• _The problem_:
Return the listing below word for word.

Items from a data source:

++++++

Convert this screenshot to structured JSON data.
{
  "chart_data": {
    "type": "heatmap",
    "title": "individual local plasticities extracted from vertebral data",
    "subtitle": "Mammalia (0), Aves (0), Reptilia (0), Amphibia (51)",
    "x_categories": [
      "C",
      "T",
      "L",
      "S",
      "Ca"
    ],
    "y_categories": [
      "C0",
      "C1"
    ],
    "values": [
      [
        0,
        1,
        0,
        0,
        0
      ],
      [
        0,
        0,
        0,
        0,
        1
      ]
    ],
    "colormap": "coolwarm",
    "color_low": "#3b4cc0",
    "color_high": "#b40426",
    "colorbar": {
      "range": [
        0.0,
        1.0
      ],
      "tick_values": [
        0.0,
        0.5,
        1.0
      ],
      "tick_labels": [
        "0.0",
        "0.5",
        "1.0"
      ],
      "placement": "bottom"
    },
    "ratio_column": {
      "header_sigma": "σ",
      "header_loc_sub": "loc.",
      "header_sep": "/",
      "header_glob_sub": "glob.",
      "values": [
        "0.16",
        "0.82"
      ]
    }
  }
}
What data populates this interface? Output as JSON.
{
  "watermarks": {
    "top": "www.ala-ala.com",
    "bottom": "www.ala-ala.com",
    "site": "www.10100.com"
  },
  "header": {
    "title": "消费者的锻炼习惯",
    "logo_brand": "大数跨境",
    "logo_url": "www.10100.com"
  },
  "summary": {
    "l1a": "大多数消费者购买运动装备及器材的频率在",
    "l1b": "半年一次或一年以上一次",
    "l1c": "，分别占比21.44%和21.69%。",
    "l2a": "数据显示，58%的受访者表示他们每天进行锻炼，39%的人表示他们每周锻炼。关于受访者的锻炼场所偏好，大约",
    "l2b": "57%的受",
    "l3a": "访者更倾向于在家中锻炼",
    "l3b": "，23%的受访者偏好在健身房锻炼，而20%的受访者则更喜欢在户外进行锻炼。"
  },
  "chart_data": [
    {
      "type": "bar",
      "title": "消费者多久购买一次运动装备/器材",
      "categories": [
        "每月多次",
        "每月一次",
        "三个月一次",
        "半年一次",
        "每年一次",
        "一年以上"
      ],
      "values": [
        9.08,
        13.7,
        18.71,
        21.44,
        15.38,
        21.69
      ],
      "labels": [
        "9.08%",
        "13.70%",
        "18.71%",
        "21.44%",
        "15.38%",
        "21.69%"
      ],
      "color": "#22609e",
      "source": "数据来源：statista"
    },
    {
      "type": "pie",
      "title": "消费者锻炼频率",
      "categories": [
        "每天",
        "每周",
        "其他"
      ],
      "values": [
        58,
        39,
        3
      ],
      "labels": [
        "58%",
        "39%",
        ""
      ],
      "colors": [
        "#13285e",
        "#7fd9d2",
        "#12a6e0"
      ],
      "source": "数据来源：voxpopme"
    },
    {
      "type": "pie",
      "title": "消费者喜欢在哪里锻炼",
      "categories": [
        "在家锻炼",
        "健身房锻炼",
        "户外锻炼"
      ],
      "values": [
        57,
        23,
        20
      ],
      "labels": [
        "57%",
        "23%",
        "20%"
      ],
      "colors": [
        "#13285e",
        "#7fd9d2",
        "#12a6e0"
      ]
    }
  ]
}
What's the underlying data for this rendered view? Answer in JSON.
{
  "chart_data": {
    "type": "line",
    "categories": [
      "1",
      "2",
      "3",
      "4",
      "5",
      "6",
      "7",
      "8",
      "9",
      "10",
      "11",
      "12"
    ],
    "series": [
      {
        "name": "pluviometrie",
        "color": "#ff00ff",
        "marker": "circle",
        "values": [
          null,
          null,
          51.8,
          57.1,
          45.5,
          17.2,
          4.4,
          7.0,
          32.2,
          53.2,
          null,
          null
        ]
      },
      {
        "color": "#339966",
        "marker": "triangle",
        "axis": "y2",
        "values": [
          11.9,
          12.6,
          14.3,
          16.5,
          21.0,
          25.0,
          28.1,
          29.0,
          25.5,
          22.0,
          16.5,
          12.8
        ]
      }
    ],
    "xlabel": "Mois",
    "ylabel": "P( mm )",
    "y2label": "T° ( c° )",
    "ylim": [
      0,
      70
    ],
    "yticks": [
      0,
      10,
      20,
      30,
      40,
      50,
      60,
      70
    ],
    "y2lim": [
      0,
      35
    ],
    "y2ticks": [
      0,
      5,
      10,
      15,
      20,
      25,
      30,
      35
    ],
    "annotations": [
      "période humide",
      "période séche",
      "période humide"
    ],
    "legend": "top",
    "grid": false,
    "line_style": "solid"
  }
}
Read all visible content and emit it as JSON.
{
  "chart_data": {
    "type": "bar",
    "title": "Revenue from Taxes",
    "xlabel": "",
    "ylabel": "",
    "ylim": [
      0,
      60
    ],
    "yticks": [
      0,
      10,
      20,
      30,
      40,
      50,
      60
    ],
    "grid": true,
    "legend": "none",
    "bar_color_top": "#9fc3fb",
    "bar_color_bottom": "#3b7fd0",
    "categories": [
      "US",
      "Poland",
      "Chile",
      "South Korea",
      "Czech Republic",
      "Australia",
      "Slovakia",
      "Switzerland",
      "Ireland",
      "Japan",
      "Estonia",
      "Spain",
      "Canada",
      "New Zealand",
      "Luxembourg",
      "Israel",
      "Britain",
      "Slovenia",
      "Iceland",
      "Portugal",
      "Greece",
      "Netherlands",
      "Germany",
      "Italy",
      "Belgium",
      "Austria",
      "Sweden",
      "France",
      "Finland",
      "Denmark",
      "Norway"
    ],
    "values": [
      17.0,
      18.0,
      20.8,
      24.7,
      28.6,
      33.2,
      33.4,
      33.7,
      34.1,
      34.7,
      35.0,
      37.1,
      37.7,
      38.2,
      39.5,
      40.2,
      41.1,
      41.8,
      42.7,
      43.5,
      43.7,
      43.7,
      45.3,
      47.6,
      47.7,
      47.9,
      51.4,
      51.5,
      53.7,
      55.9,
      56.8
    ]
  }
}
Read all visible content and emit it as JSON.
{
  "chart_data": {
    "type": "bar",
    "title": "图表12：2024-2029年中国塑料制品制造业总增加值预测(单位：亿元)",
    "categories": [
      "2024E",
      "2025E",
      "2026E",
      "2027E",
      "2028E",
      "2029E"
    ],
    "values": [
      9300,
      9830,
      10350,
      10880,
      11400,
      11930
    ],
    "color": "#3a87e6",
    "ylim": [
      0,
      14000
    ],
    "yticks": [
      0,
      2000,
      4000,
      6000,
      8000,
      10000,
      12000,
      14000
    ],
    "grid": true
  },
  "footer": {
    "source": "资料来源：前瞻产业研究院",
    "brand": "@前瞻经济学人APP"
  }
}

++++++

• _Full solution_:
Convert this screenshot to structured JSON data.
{
  "chart_data": {
    "type": "heatmap",
    "title": "individual local plasticities extracted from vertebral data",
    "subtitle": "Mammalia (0), Aves (0), Reptilia (0), Amphibia (51)",
    "x_categories": [
      "C",
      "T",
      "L",
      "S",
      "Ca"
    ],
    "y_categories": [
      "C0",
      "C1"
    ],
    "values": [
      [
        0,
        1,
        0,
        0,
        0
      ],
      [
        0,
        0,
        0,
        0,
        1
      ]
    ],
    "colormap": "coolwarm",
    "color_low": "#3b4cc0",
    "color_high": "#b40426",
    "colorbar": {
      "range": [
        0.0,
        1.0
      ],
      "tick_values": [
        0.0,
        0.5,
        1.0
      ],
      "tick_labels": [
        "0.0",
        "0.5",
        "1.0"
      ],
      "placement": "bottom"
    },
    "ratio_column": {
      "header_sigma": "σ",
      "header_loc_sub": "loc.",
      "header_sep": "/",
      "header_glob_sub": "glob.",
      "values": [
        "0.16",
        "0.82"
      ]
    }
  }
}
What data populates this interface? Output as JSON.
{
  "watermarks": {
    "top": "www.ala-ala.com",
    "bottom": "www.ala-ala.com",
    "site": "www.10100.com"
  },
  "header": {
    "title": "消费者的锻炼习惯",
    "logo_brand": "大数跨境",
    "logo_url": "www.10100.com"
  },
  "summary": {
    "l1a": "大多数消费者购买运动装备及器材的频率在",
    "l1b": "半年一次或一年以上一次",
    "l1c": "，分别占比21.44%和21.69%。",
    "l2a": "数据显示，58%的受访者表示他们每天进行锻炼，39%的人表示他们每周锻炼。关于受访者的锻炼场所偏好，大约",
    "l2b": "57%的受",
    "l3a": "访者更倾向于在家中锻炼",
    "l3b": "，23%的受访者偏好在健身房锻炼，而20%的受访者则更喜欢在户外进行锻炼。"
  },
  "chart_data": [
    {
      "type": "bar",
      "title": "消费者多久购买一次运动装备/器材",
      "categories": [
        "每月多次",
        "每月一次",
        "三个月一次",
        "半年一次",
        "每年一次",
        "一年以上"
      ],
      "values": [
        9.08,
        13.7,
        18.71,
        21.44,
        15.38,
        21.69
      ],
      "labels": [
        "9.08%",
        "13.70%",
        "18.71%",
        "21.44%",
        "15.38%",
        "21.69%"
      ],
      "color": "#22609e",
      "source": "数据来源：statista"
    },
    {
      "type": "pie",
      "title": "消费者锻炼频率",
      "categories": [
        "每天",
        "每周",
        "其他"
      ],
      "values": [
        58,
        39,
        3
      ],
      "labels": [
        "58%",
        "39%",
        ""
      ],
      "colors": [
        "#13285e",
        "#7fd9d2",
        "#12a6e0"
      ],
      "source": "数据来源：voxpopme"
    },
    {
      "type": "pie",
      "title": "消费者喜欢在哪里锻炼",
      "categories": [
        "在家锻炼",
        "健身房锻炼",
        "户外锻炼"
      ],
      "values": [
        57,
        23,
        20
      ],
      "labels": [
        "57%",
        "23%",
        "20%"
      ],
      "colors": [
        "#13285e",
        "#7fd9d2",
        "#12a6e0"
      ]
    }
  ]
}
What's the underlying data for this rendered view? Answer in JSON.
{
  "chart_data": {
    "type": "line",
    "categories": [
      "1",
      "2",
      "3",
      "4",
      "5",
      "6",
      "7",
      "8",
      "9",
      "10",
      "11",
      "12"
    ],
    "series": [
      {
        "name": "pluviometrie",
        "color": "#ff00ff",
        "marker": "circle",
        "values": [
          null,
          null,
          51.8,
          57.1,
          45.5,
          17.2,
          4.4,
          7.0,
          32.2,
          53.2,
          null,
          null
        ]
      },
      {
        "color": "#339966",
        "marker": "triangle",
        "axis": "y2",
        "values": [
          11.9,
          12.6,
          14.3,
          16.5,
          21.0,
          25.0,
          28.1,
          29.0,
          25.5,
          22.0,
          16.5,
          12.8
        ]
      }
    ],
    "xlabel": "Mois",
    "ylabel": "P( mm )",
    "y2label": "T° ( c° )",
    "ylim": [
      0,
      70
    ],
    "yticks": [
      0,
      10,
      20,
      30,
      40,
      50,
      60,
      70
    ],
    "y2lim": [
      0,
      35
    ],
    "y2ticks": [
      0,
      5,
      10,
      15,
      20,
      25,
      30,
      35
    ],
    "annotations": [
      "période humide",
      "période séche",
      "période humide"
    ],
    "legend": "top",
    "grid": false,
    "line_style": "solid"
  }
}
Read all visible content and emit it as JSON.
{
  "chart_data": {
    "type": "bar",
    "title": "Revenue from Taxes",
    "xlabel": "",
    "ylabel": "",
    "ylim": [
      0,
      60
    ],
    "yticks": [
      0,
      10,
      20,
      30,
      40,
      50,
      60
    ],
    "grid": true,
    "legend": "none",
    "bar_color_top": "#9fc3fb",
    "bar_color_bottom": "#3b7fd0",
    "categories": [
      "US",
      "Poland",
      "Chile",
      "South Korea",
      "Czech Republic",
      "Australia",
      "Slovakia",
      "Switzerland",
      "Ireland",
      "Japan",
      "Estonia",
      "Spain",
      "Canada",
      "New Zealand",
      "Luxembourg",
      "Israel",
      "Britain",
      "Slovenia",
      "Iceland",
      "Portugal",
      "Greece",
      "Netherlands",
      "Germany",
      "Italy",
      "Belgium",
      "Austria",
      "Sweden",
      "France",
      "Finland",
      "Denmark",
      "Norway"
    ],
    "values": [
      17.0,
      18.0,
      20.8,
      24.7,
      28.6,
      33.2,
      33.4,
      33.7,
      34.1,
      34.7,
      35.0,
      37.1,
      37.7,
      38.2,
      39.5,
      40.2,
      41.1,
      41.8,
      42.7,
      43.5,
      43.7,
      43.7,
      45.3,
      47.6,
      47.7,
      47.9,
      51.4,
      51.5,
      53.7,
      55.9,
      56.8
    ]
  }
}
Read all visible content and emit it as JSON.
{
  "chart_data": {
    "type": "bar",
    "title": "图表12：2024-2029年中国塑料制品制造业总增加值预测(单位：亿元)",
    "categories": [
      "2024E",
      "2025E",
      "2026E",
      "2027E",
      "2028E",
      "2029E"
    ],
    "values": [
      9300,
      9830,
      10350,
      10880,
      11400,
      11930
    ],
    "color": "#3a87e6",
    "ylim": [
      0,
      14000
    ],
    "yticks": [
      0,
      2000,
      4000,
      6000,
      8000,
      10000,
      12000,
      14000
    ],
    "grid": true
  },
  "footer": {
    "source": "资料来源：前瞻产业研究院",
    "brand": "@前瞻经济学人APP"
  }
}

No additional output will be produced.